What the exercise asks — Copy every line of the listing exactly.
┌─ Raw data
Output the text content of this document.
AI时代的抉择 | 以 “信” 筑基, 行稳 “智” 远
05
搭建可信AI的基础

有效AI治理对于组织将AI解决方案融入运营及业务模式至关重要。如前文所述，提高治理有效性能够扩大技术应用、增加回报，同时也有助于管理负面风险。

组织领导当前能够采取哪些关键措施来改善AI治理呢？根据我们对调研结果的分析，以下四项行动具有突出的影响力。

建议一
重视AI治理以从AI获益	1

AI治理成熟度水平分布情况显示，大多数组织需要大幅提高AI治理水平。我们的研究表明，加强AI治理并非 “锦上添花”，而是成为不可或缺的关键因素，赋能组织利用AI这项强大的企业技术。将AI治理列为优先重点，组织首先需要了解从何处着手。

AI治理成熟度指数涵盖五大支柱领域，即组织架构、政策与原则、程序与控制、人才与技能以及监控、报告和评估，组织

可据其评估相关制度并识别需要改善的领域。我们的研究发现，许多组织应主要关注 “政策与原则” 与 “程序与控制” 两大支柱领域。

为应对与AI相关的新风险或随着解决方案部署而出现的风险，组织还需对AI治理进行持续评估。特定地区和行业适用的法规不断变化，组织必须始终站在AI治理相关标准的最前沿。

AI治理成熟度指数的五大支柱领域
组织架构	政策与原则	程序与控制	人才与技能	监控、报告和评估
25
└─
Worked answer —
Output the text content of this document.
AI时代的抉择 | 以 “信” 筑基, 行稳 “智” 远
05
搭建可信AI的基础

有效AI治理对于组织将AI解决方案融入运营及业务模式至关重要。如前文所述，提高治理有效性能够扩大技术应用、增加回报，同时也有助于管理负面风险。

组织领导当前能够采取哪些关键措施来改善AI治理呢？根据我们对调研结果的分析，以下四项行动具有突出的影响力。

建议一
重视AI治理以从AI获益	1

AI治理成熟度水平分布情况显示，大多数组织需要大幅提高AI治理水平。我们的研究表明，加强AI治理并非 “锦上添花”，而是成为不可或缺的关键因素，赋能组织利用AI这项强大的企业技术。将AI治理列为优先重点，组织首先需要了解从何处着手。

AI治理成熟度指数涵盖五大支柱领域，即组织架构、政策与原则、程序与控制、人才与技能以及监控、报告和评估，组织

可据其评估相关制度并识别需要改善的领域。我们的研究发现，许多组织应主要关注 “政策与原则” 与 “程序与控制” 两大支柱领域。

为应对与AI相关的新风险或随着解决方案部署而出现的风险，组织还需对AI治理进行持续评估。特定地区和行业适用的法规不断变化，组织必须始终站在AI治理相关标准的最前沿。

AI治理成熟度指数的五大支柱领域
组织架构	政策与原则	程序与控制	人才与技能	监控、报告和评估
25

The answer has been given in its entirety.